— begin ENTRIES PROVIDED —
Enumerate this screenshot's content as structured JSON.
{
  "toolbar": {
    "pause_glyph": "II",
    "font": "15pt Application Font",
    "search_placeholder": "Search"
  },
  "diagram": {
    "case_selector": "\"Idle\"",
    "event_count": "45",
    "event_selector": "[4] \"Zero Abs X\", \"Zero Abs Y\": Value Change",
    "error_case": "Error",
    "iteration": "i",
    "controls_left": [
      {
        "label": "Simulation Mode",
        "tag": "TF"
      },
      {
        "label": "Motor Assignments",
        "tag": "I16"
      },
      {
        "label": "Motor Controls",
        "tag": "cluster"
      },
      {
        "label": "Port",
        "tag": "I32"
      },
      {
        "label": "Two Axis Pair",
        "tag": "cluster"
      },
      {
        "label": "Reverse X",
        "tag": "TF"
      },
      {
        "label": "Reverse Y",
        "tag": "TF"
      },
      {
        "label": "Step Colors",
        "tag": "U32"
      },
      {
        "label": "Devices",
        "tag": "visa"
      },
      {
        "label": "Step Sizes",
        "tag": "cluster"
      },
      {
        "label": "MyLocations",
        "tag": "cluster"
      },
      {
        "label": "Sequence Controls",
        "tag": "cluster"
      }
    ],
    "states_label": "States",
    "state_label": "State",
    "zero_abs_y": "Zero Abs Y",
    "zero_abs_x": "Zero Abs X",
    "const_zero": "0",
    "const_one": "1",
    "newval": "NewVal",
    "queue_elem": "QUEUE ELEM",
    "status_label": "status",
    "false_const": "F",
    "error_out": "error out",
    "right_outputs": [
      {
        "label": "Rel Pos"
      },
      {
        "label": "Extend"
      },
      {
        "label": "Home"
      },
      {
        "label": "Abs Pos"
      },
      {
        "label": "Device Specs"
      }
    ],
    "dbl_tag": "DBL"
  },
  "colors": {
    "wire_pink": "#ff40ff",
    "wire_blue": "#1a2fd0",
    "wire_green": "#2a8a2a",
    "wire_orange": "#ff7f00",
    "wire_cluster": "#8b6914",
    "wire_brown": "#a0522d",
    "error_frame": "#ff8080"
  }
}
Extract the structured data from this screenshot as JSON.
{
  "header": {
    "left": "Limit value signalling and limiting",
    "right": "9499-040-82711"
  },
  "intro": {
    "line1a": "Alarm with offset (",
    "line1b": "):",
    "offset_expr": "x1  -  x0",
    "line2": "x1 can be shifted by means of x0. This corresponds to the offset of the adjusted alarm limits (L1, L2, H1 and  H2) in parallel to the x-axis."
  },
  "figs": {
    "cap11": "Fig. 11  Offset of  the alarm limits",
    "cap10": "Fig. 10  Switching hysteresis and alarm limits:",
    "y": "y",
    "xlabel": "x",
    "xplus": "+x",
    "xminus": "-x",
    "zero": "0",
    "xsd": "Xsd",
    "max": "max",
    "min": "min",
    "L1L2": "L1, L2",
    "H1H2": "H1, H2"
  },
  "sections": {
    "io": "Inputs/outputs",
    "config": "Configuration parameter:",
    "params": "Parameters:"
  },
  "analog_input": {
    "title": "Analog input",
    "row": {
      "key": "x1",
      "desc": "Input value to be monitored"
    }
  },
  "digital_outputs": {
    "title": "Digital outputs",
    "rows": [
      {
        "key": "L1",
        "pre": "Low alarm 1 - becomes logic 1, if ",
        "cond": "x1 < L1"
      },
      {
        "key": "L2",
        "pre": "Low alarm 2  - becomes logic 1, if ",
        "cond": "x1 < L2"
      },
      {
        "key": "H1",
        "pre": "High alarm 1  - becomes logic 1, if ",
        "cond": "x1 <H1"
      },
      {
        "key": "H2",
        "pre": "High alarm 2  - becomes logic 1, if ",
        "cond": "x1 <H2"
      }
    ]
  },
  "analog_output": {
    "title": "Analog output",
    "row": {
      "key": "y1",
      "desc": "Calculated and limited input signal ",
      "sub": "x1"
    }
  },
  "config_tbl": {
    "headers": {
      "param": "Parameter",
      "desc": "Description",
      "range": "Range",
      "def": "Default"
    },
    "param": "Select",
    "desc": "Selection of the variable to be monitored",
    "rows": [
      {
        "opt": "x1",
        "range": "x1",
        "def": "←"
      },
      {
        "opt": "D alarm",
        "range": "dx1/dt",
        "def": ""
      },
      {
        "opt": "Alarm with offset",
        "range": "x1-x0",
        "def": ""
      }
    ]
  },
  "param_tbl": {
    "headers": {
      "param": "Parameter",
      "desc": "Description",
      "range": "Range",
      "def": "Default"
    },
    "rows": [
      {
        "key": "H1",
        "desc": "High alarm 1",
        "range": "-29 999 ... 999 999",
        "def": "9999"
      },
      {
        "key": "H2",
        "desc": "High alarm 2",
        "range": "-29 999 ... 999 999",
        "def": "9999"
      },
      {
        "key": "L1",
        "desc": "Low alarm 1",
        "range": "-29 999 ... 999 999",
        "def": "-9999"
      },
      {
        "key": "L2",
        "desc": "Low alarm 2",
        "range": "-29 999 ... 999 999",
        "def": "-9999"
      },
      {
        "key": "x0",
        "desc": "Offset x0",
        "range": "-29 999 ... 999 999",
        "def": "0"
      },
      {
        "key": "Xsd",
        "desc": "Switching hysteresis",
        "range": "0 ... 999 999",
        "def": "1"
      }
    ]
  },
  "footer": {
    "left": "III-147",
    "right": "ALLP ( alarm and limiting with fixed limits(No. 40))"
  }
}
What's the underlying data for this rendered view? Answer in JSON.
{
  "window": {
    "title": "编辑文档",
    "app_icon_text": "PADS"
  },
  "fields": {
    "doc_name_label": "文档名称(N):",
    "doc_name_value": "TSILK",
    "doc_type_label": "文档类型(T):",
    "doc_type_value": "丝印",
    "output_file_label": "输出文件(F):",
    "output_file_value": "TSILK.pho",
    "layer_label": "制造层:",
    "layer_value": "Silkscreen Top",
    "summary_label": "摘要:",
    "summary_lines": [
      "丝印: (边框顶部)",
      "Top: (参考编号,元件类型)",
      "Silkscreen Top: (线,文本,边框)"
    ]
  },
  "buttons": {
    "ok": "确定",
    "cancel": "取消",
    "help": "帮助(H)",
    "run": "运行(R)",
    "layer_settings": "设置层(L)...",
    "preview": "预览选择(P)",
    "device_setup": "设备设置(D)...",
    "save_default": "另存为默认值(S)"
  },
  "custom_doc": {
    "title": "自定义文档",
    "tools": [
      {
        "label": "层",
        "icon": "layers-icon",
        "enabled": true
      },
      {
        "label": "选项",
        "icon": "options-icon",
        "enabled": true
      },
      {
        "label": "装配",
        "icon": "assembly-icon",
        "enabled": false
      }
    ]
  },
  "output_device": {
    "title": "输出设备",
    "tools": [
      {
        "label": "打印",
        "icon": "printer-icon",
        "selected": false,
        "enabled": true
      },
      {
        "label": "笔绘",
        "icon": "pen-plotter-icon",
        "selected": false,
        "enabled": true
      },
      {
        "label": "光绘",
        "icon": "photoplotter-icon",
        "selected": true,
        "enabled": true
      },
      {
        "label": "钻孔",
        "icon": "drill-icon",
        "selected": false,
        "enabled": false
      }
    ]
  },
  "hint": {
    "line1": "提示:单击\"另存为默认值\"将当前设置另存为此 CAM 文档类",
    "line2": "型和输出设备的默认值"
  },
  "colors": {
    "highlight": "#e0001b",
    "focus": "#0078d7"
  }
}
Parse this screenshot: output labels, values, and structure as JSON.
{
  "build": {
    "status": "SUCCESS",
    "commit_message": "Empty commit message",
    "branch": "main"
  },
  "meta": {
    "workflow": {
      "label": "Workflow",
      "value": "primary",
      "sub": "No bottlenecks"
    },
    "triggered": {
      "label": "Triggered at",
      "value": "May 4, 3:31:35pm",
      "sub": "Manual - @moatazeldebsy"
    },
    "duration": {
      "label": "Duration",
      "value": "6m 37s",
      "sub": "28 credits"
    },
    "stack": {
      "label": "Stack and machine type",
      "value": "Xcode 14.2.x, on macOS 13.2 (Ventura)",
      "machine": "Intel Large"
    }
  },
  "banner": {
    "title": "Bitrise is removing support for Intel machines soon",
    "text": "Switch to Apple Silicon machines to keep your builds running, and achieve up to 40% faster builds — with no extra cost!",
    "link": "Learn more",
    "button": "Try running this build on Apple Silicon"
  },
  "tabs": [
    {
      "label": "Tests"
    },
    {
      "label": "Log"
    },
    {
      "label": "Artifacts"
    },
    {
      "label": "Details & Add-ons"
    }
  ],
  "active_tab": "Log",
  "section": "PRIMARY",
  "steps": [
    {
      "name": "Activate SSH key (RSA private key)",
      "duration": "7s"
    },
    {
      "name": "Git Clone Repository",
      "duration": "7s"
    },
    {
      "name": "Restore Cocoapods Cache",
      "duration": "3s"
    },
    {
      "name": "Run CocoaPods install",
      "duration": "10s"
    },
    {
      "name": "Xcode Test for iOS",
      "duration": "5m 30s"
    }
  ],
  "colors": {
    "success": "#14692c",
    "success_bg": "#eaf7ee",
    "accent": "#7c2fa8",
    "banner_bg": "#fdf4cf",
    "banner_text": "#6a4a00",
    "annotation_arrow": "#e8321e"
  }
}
— end ENTRIES PROVIDED —
PROBLEM STATEMENT: Each line with the string "data" in it needs to be found and copied.

WRITTEN ANSWER:
Extract the structured data from this screenshot as JSON.
What's the underlying data for this rendered view? Answer in JSON.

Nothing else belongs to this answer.